* _What the exercise asks_
Format each of the lines below as a string in a single JSON list, one string per line, leaving out any blank lines.

━━━━━━━━━━━━━━━━━━━━

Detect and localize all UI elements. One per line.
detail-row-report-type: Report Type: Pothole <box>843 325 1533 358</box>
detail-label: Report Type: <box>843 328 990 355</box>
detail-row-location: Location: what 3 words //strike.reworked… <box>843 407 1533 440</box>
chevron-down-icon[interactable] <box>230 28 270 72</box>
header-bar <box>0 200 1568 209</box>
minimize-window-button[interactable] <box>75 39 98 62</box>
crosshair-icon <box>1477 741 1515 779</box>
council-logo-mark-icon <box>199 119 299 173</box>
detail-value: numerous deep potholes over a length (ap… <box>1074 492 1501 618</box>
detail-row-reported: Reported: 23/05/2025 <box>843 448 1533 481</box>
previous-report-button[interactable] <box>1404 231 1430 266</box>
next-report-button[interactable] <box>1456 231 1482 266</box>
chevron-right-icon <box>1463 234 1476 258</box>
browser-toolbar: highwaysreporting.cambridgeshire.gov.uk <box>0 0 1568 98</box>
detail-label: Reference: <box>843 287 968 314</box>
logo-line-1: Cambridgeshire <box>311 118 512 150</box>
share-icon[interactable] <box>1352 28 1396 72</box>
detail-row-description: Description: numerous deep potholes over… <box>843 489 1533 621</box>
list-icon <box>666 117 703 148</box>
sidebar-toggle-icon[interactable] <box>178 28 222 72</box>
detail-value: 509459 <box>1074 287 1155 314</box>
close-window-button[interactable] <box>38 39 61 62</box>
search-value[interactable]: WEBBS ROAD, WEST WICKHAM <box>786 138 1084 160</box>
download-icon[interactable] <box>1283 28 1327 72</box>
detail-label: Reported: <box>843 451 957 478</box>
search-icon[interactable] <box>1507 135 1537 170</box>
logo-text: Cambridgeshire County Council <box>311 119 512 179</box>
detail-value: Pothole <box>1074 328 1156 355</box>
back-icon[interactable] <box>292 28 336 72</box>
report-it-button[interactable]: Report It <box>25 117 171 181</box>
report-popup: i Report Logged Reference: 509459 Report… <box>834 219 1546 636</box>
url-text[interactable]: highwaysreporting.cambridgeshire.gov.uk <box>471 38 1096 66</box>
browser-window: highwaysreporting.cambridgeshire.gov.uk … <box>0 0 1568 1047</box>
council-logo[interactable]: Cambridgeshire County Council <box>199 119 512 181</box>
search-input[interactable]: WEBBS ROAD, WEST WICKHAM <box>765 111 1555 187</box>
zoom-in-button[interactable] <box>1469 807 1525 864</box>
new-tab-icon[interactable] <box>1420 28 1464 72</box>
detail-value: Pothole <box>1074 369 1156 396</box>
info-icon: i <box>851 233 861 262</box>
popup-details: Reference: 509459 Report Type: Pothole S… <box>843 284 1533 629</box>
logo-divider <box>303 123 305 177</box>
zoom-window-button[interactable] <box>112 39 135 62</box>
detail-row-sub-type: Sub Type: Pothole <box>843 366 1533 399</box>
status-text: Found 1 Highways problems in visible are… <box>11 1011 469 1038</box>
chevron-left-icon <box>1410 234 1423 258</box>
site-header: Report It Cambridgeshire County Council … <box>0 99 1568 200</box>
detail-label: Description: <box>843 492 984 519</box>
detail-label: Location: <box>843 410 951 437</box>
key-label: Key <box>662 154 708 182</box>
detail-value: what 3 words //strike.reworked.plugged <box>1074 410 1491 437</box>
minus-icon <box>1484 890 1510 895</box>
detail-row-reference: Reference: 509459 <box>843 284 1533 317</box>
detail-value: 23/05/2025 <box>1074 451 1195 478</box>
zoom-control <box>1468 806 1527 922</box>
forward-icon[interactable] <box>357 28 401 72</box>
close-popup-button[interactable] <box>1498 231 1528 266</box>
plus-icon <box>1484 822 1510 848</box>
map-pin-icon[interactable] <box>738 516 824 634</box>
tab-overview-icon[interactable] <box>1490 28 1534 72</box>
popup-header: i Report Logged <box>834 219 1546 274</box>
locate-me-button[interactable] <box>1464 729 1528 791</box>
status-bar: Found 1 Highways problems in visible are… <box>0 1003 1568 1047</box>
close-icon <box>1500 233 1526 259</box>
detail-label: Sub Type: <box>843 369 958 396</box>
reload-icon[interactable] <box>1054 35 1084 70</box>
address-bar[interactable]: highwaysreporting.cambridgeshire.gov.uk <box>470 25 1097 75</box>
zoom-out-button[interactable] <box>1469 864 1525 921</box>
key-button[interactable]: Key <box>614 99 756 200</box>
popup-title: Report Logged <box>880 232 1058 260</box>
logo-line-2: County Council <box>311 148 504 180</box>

━━━━━━━━━━━━━━━━━━━━

* _Task answer_
[
  "Detect and localize all UI elements. One per line.",
  "detail-row-report-type: Report Type: Pothole <box>843 325 1533 358</box>",
  "detail-label: Report Type: <box>843 328 990 355</box>",
  "detail-row-location: Location: what 3 words //strike.reworked… <box>843 407 1533 440</box>",
  "chevron-down-icon[interactable] <box>230 28 270 72</box>",
  "header-bar <box>0 200 1568 209</box>",
  "minimize-window-button[interactable] <box>75 39 98 62</box>",
  "crosshair-icon <box>1477 741 1515 779</box>",
  "council-logo-mark-icon <box>199 119 299 173</box>",
  "detail-value: numerous deep potholes over a length (ap… <box>1074 492 1501 618</box>",
  "detail-row-reported: Reported: 23/05/2025 <box>843 448 1533 481</box>",
  "previous-report-button[interactable] <box>1404 231 1430 266</box>",
  "next-report-button[interactable] <box>1456 231 1482 266</box>",
  "chevron-right-icon <box>1463 234 1476 258</box>",
  "browser-toolbar: highwaysreporting.cambridgeshire.gov.uk <box>0 0 1568 98</box>",
  "detail-label: Reference: <box>843 287 968 314</box>",
  "logo-line-1: Cambridgeshire <box>311 118 512 150</box>",
  "share-icon[interactable] <box>1352 28 1396 72</box>",
  "detail-row-description: Description: numerous deep potholes over… <box>843 489 1533 621</box>",
  "list-icon <box>666 117 703 148</box>",
  "sidebar-toggle-icon[interactable] <box>178 28 222 72</box>",
  "detail-value: 509459 <box>1074 287 1155 314</box>",
  "close-window-button[interactable] <box>38 39 61 62</box>",
  "search-value[interactable]: WEBBS ROAD, WEST WICKHAM <box>786 138 1084 160</box>",
  "download-icon[interactable] <box>1283 28 1327 72</box>",
  "detail-label: Reported: <box>843 451 957 478</box>",
  "search-icon[interactable] <box>1507 135 1537 170</box>",
  "logo-text: Cambridgeshire County Council <box>311 119 512 179</box>",
  "detail-value: Pothole <box>1074 328 1156 355</box>",
  "back-icon[interactable] <box>292 28 336 72</box>",
  "report-it-button[interactable]: Report It <box>25 117 171 181</box>",
  "report-popup: i Report Logged Reference: 509459 Report… <box>834 219 1546 636</box>",
  "url-text[interactable]: highwaysreporting.cambridgeshire.gov.uk <box>471 38 1096 66</box>",
  "browser-window: highwaysreporting.cambridgeshire.gov.uk … <box>0 0 1568 1047</box>",
  "council-logo[interactable]: Cambridgeshire County Council <box>199 119 512 181</box>",
  "search-input[interactable]: WEBBS ROAD, WEST WICKHAM <box>765 111 1555 187</box>",
  "zoom-in-button[interactable] <box>1469 807 1525 864</box>",
  "new-tab-icon[interactable] <box>1420 28 1464 72</box>",
  "detail-value: Pothole <box>1074 369 1156 396</box>",
  "info-icon: i <box>851 233 861 262</box>",
  "popup-details: Reference: 509459 Report Type: Pothole S… <box>843 284 1533 629</box>",
  "logo-divider <box>303 123 305 177</box>",
  "zoom-window-button[interactable] <box>112 39 135 62</box>",
  "detail-row-sub-type: Sub Type: Pothole <box>843 366 1533 399</box>",
  "status-text: Found 1 Highways problems in visible are… <box>11 1011 469 1038</box>",
  "chevron-left-icon <box>1410 234 1423 258</box>",
  "site-header: Report It Cambridgeshire County Council … <box>0 99 1568 200</box>",
  "detail-label: Description: <box>843 492 984 519</box>",
  "detail-label: Location: <box>843 410 951 437</box>",
  "key-label: Key <box>662 154 708 182</box>",
  "detail-value: what 3 words //strike.reworked.plugged <box>1074 410 1491 437</box>",
  "minus-icon <box>1484 890 1510 895</box>",
  "detail-row-reference: Reference: 509459 <box>843 284 1533 317</box>",
  "detail-value: 23/05/2025 <box>1074 451 1195 478</box>",
  "zoom-control <box>1468 806 1527 922</box>",
  "forward-icon[interactable] <box>357 28 401 72</box>",
  "close-popup-button[interactable] <box>1498 231 1528 266</box>",
  "plus-icon <box>1484 822 1510 848</box>",
  "map-pin-icon[interactable] <box>738 516 824 634</box>",
  "tab-overview-icon[interactable] <box>1490 28 1534 72</box>",
  "popup-header: i Report Logged <box>834 219 1546 274</box>",
  "locate-me-button[interactable] <box>1464 729 1528 791</box>",
  "status-bar: Found 1 Highways problems in visible are… <box>0 1003 1568 1047</box>",
  "close-icon <box>1500 233 1526 259</box>",
  "detail-label: Sub Type: <box>843 369 958 396</box>",
  "reload-icon[interactable] <box>1054 35 1084 70</box>",
  "address-bar[interactable]: highwaysreporting.cambridgeshire.gov.uk <box>470 25 1097 75</box>",
  "zoom-out-button[interactable] <box>1469 864 1525 921</box>",
  "key-button[interactable]: Key <box>614 99 756 200</box>",
  "popup-title: Report Logged <box>880 232 1058 260</box>",
  "logo-line-2: County Council <box>311 148 504 180</box>"
]